### What this task involves
Give every line below again, exactly.

━━━━━ Information provided ━━━━━

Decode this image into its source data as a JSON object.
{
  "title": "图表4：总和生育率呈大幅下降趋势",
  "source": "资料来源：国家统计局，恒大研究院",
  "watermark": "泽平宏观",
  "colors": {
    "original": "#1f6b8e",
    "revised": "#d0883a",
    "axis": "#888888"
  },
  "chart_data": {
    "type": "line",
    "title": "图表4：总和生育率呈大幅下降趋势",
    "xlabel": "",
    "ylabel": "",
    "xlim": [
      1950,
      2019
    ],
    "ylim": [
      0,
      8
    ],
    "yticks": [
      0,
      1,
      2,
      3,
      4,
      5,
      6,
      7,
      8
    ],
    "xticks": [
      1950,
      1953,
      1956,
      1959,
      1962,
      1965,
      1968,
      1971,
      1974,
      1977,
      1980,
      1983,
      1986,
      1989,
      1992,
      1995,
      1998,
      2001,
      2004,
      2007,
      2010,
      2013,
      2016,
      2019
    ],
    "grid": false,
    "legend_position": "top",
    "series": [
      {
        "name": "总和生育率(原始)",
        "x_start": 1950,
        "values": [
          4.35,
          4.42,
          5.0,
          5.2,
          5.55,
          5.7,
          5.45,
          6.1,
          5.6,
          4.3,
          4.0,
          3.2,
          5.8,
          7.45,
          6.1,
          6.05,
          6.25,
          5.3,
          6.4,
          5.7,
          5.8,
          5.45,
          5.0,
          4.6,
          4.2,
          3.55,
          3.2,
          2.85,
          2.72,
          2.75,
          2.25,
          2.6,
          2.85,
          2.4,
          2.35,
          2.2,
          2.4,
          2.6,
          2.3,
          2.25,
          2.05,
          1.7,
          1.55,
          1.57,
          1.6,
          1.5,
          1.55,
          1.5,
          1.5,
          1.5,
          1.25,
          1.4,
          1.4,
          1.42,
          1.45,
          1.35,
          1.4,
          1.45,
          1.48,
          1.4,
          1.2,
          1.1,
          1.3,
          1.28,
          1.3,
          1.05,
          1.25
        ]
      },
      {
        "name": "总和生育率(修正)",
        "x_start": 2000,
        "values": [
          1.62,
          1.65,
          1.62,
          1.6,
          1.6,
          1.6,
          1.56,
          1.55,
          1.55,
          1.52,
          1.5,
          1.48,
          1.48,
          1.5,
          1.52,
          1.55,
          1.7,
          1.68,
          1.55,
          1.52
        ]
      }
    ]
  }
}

━━━━━

### Full solution
Decode this image into its source data as a JSON object.
{
  "title": "图表4：总和生育率呈大幅下降趋势",
  "source": "资料来源：国家统计局，恒大研究院",
  "watermark": "泽平宏观",
  "colors": {
    "original": "#1f6b8e",
    "revised": "#d0883a",
    "axis": "#888888"
  },
  "chart_data": {
    "type": "line",
    "title": "图表4：总和生育率呈大幅下降趋势",
    "xlabel": "",
    "ylabel": "",
    "xlim": [
      1950,
      2019
    ],
    "ylim": [
      0,
      8
    ],
    "yticks": [
      0,
      1,
      2,
      3,
      4,
      5,
      6,
      7,
      8
    ],
    "xticks": [
      1950,
      1953,
      1956,
      1959,
      1962,
      1965,
      1968,
      1971,
      1974,
      1977,
      1980,
      1983,
      1986,
      1989,
      1992,
      1995,
      1998,
      2001,
      2004,
      2007,
      2010,
      2013,
      2016,
      2019
    ],
    "grid": false,
    "legend_position": "top",
    "series": [
      {
        "name": "总和生育率(原始)",
        "x_start": 1950,
        "values": [
          4.35,
          4.42,
          5.0,
          5.2,
          5.55,
          5.7,
          5.45,
          6.1,
          5.6,
          4.3,
          4.0,
          3.2,
          5.8,
          7.45,
          6.1,
          6.05,
          6.25,
          5.3,
          6.4,
          5.7,
          5.8,
          5.45,
          5.0,
          4.6,
          4.2,
          3.55,
          3.2,
          2.85,
          2.72,
          2.75,
          2.25,
          2.6,
          2.85,
          2.4,
          2.35,
          2.2,
          2.4,
          2.6,
          2.3,
          2.25,
          2.05,
          1.7,
          1.55,
          1.57,
          1.6,
          1.5,
          1.55,
          1.5,
          1.5,
          1.5,
          1.25,
          1.4,
          1.4,
          1.42,
          1.45,
          1.35,
          1.4,
          1.45,
          1.48,
          1.4,
          1.2,
          1.1,
          1.3,
          1.28,
          1.3,
          1.05,
          1.25
        ]
      },
      {
        "name": "总和生育率(修正)",
        "x_start": 2000,
        "values": [
          1.62,
          1.65,
          1.62,
          1.6,
          1.6,
          1.6,
          1.56,
          1.55,
          1.55,
          1.52,
          1.5,
          1.48,
          1.48,
          1.5,
          1.52,
          1.55,
          1.7,
          1.68,
          1.55,
          1.52
        ]
      }
    ]
  }
}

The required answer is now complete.